Request:
Gather every line in the items below that contains the word "axis", and copy each such line in full.

Record extracts:
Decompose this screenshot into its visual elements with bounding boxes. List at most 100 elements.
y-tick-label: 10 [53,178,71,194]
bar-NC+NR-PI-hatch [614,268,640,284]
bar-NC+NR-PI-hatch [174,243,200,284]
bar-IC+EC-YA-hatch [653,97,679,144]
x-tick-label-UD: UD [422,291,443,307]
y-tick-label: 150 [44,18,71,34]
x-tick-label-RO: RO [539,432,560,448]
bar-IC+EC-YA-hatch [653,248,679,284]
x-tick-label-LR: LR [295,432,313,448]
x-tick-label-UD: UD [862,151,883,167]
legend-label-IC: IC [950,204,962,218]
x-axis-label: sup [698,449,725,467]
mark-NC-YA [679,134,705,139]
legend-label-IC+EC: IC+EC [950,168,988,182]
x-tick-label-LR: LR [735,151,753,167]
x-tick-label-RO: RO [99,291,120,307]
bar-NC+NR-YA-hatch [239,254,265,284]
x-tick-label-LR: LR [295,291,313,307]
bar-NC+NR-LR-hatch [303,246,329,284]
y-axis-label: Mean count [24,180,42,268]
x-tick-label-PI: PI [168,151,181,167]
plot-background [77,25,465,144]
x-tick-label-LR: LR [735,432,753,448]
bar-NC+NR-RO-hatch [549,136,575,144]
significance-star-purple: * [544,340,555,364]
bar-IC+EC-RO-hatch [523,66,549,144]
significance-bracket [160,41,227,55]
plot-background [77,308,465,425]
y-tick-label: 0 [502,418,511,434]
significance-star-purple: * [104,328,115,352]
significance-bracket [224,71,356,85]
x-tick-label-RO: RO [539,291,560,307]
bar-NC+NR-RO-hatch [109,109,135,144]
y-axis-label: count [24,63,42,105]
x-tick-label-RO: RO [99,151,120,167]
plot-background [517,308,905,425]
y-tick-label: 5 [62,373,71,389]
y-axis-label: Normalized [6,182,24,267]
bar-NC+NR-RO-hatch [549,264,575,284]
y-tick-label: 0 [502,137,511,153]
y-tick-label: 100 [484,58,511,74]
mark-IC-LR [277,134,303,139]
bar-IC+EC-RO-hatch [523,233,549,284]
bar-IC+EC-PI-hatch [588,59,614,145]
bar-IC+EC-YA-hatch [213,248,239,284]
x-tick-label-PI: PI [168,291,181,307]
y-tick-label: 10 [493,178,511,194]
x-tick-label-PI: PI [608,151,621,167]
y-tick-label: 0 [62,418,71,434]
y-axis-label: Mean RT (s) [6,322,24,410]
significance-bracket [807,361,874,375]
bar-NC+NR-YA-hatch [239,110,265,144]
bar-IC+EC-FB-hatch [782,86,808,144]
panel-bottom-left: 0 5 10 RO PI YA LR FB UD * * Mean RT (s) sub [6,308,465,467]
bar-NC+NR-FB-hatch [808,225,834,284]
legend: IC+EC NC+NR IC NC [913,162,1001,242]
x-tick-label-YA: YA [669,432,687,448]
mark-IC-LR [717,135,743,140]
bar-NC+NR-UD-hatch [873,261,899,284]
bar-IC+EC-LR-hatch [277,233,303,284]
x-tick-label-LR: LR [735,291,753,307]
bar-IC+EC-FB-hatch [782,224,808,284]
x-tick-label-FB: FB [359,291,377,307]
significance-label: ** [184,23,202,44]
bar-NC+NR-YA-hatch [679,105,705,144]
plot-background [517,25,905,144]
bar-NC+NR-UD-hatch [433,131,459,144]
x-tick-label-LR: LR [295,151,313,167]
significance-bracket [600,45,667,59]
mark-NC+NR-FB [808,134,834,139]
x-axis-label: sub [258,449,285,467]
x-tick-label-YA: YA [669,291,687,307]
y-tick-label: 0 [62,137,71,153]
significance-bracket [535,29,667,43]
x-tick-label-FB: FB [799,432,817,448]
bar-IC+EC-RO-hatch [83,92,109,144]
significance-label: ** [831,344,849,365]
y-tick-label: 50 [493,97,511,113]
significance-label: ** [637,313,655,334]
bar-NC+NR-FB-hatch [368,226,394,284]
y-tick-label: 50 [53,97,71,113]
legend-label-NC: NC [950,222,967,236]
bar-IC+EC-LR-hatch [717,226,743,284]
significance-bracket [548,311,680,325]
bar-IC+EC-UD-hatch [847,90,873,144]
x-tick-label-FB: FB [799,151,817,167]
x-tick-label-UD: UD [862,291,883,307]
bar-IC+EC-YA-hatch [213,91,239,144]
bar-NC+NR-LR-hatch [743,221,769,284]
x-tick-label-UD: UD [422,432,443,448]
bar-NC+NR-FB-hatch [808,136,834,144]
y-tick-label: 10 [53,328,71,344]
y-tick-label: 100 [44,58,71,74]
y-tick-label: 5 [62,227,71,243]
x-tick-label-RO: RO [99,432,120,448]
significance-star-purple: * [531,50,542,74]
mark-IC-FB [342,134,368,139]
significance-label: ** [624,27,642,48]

...

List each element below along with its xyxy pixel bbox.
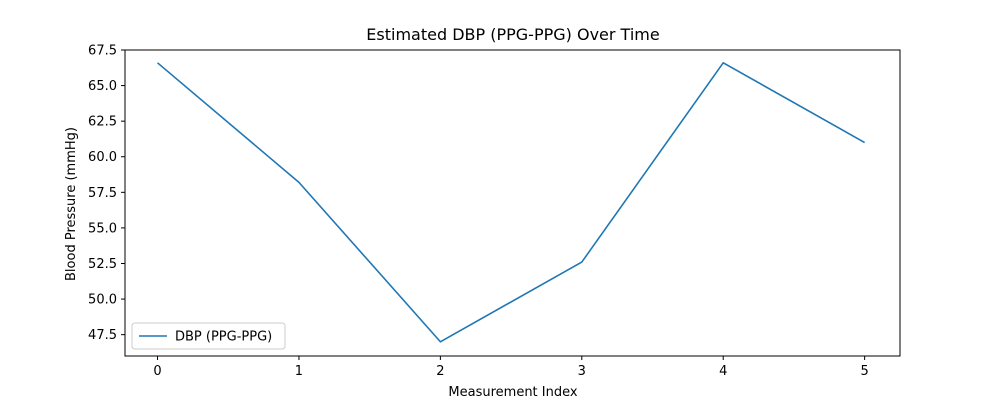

In response:
x-axis-label: sup [698,449,725,467]
y-axis-label: Mean count [24,180,42,268]
y-axis-label: count [24,63,42,105]
y-axis-label: Normalized [6,182,24,267]
y-axis-label: Mean RT (s) [6,322,24,410]
x-axis-label: sub [258,449,285,467]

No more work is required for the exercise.